⟨

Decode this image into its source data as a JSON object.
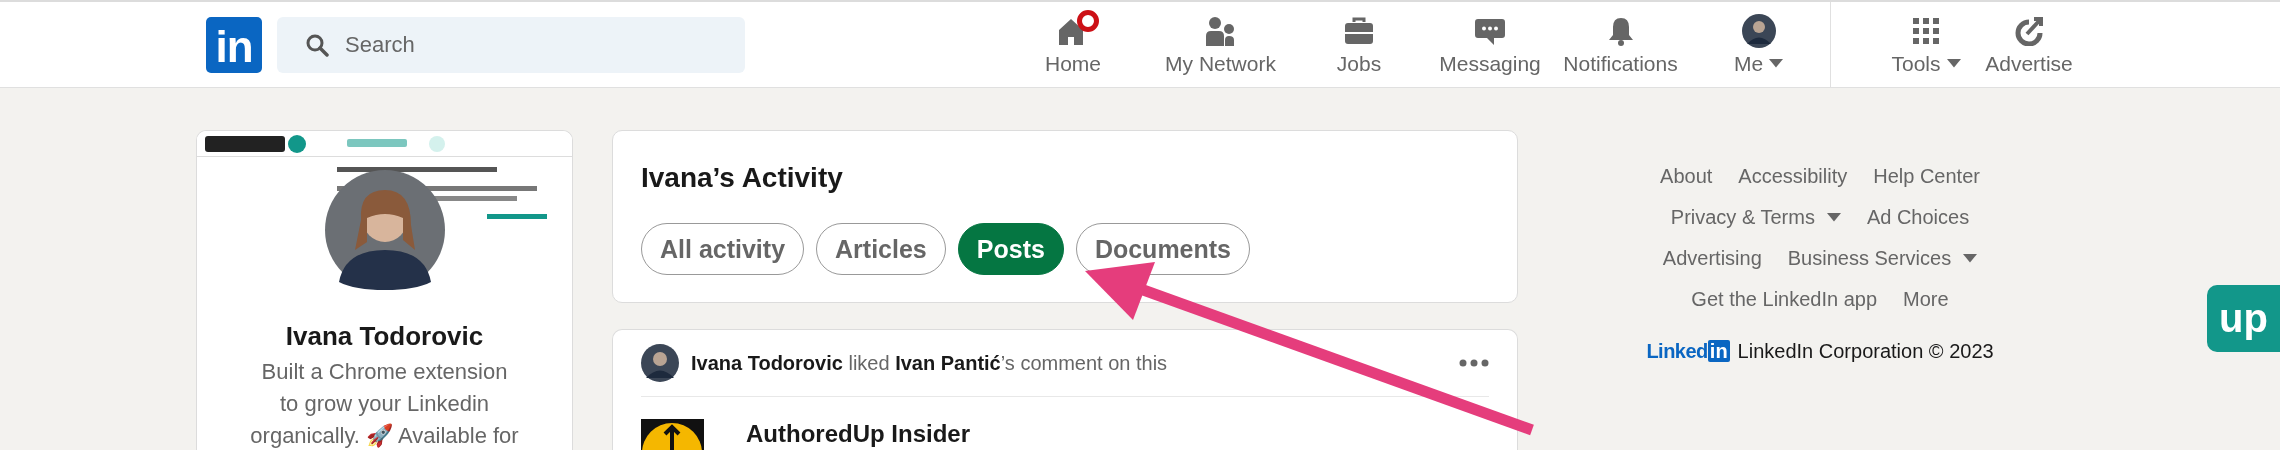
{
  "nav": {
    "logo": "in",
    "search": {
      "placeholder": "Search"
    },
    "items": [
      {
        "label": "Home",
        "kind": "home",
        "dropdown": false,
        "notification": true
      },
      {
        "label": "My Network",
        "kind": "network",
        "dropdown": false,
        "notification": false
      },
      {
        "label": "Jobs",
        "kind": "jobs",
        "dropdown": false,
        "notification": false
      },
      {
        "label": "Messaging",
        "kind": "messaging",
        "dropdown": false,
        "notification": false
      },
      {
        "label": "Notifications",
        "kind": "notifications",
        "dropdown": false,
        "notification": false
      },
      {
        "label": "Me",
        "kind": "me",
        "dropdown": true,
        "notification": false
      },
      {
        "label": "Tools",
        "kind": "tools",
        "dropdown": true,
        "notification": false
      },
      {
        "label": "Advertise",
        "kind": "advertise",
        "dropdown": false,
        "notification": false
      }
    ]
  },
  "profile": {
    "name": "Ivana Todorovic",
    "headline": "Built a Chrome extension\nto grow your Linkedin\norganically. 🚀 Available for"
  },
  "activity": {
    "title": "Ivana’s Activity",
    "filters": [
      {
        "label": "All activity",
        "selected": false
      },
      {
        "label": "Articles",
        "selected": false
      },
      {
        "label": "Posts",
        "selected": true
      },
      {
        "label": "Documents",
        "selected": false
      }
    ]
  },
  "post": {
    "header": "**Ivana Todorovic** liked **Ivan Pantić**’s comment on this",
    "author": "AuthoredUp Insider"
  },
  "footer": {
    "rows": [
      [
        {
          "label": "About",
          "dropdown": false
        },
        {
          "label": "Accessibility",
          "dropdown": false
        },
        {
          "label": "Help Center",
          "dropdown": false
        }
      ],
      [
        {
          "label": "Privacy & Terms",
          "dropdown": true
        },
        {
          "label": "Ad Choices",
          "dropdown": false
        }
      ],
      [
        {
          "label": "Advertising",
          "dropdown": false
        },
        {
          "label": "Business Services",
          "dropdown": true
        }
      ],
      [
        {
          "label": "Get the LinkedIn app",
          "dropdown": false
        },
        {
          "label": "More",
          "dropdown": false
        }
      ]
    ],
    "brand": {
      "word": "Linked",
      "mark": "in"
    },
    "copyright": "LinkedIn Corporation © 2023"
  },
  "extension_badge": {
    "label": "up"
  }
}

⟩

**AIM OF THE EXERCISE**
Leave out the pictures and transcribe the entries above exactly.

**TASK OUTPUT**
Decode this image into its source data as a JSON object.
{
  "nav": {
    "logo": "in",
    "search": {
      "placeholder": "Search"
    },
    "items": [
      {
        "label": "Home",
        "kind": "home",
        "dropdown": false,
        "notification": true
      },
      {
        "label": "My Network",
        "kind": "network",
        "dropdown": false,
        "notification": false
      },
      {
        "label": "Jobs",
        "kind": "jobs",
        "dropdown": false,
        "notification": false
      },
      {
        "label": "Messaging",
        "kind": "messaging",
        "dropdown": false,
        "notification": false
      },
      {
        "label": "Notifications",
        "kind": "notifications",
        "dropdown": false,
        "notification": false
      },
      {
        "label": "Me",
        "kind": "me",
        "dropdown": true,
        "notification": false
      },
      {
        "label": "Tools",
        "kind": "tools",
        "dropdown": true,
        "notification": false
      },
      {
        "label": "Advertise",
        "kind": "advertise",
        "dropdown": false,
        "notification": false
      }
    ]
  },
  "profile": {
    "name": "Ivana Todorovic",
    "headline": "Built a Chrome extension\nto grow your Linkedin\norganically. 🚀 Available for"
  },
  "activity": {
    "title": "Ivana’s Activity",
    "filters": [
      {
        "label": "All activity",
        "selected": false
      },
      {
        "label": "Articles",
        "selected": false
      },
      {
        "label": "Posts",
        "selected": true
      },
      {
        "label": "Documents",
        "selected": false
      }
    ]
  },
  "post": {
    "header": "**Ivana Todorovic** liked **Ivan Pantić**’s comment on this",
    "author": "AuthoredUp Insider"
  },
  "footer": {
    "rows": [
      [
        {
          "label": "About",
          "dropdown": false
        },
        {
          "label": "Accessibility",
          "dropdown": false
        },
        {
          "label": "Help Center",
          "dropdown": false
        }
      ],
      [
        {
          "label": "Privacy & Terms",
          "dropdown": true
        },
        {
          "label": "Ad Choices",
          "dropdown": false
        }
      ],
      [
        {
          "label": "Advertising",
          "dropdown": false
        },
        {
          "label": "Business Services",
          "dropdown": true
        }
      ],
      [
        {
          "label": "Get the LinkedIn app",
          "dropdown": false
        },
        {
          "label": "More",
          "dropdown": false
        }
      ]
    ],
    "brand": {
      "word": "Linked",
      "mark": "in"
    },
    "copyright": "LinkedIn Corporation © 2023"
  },
  "extension_badge": {
    "label": "up"
  }
}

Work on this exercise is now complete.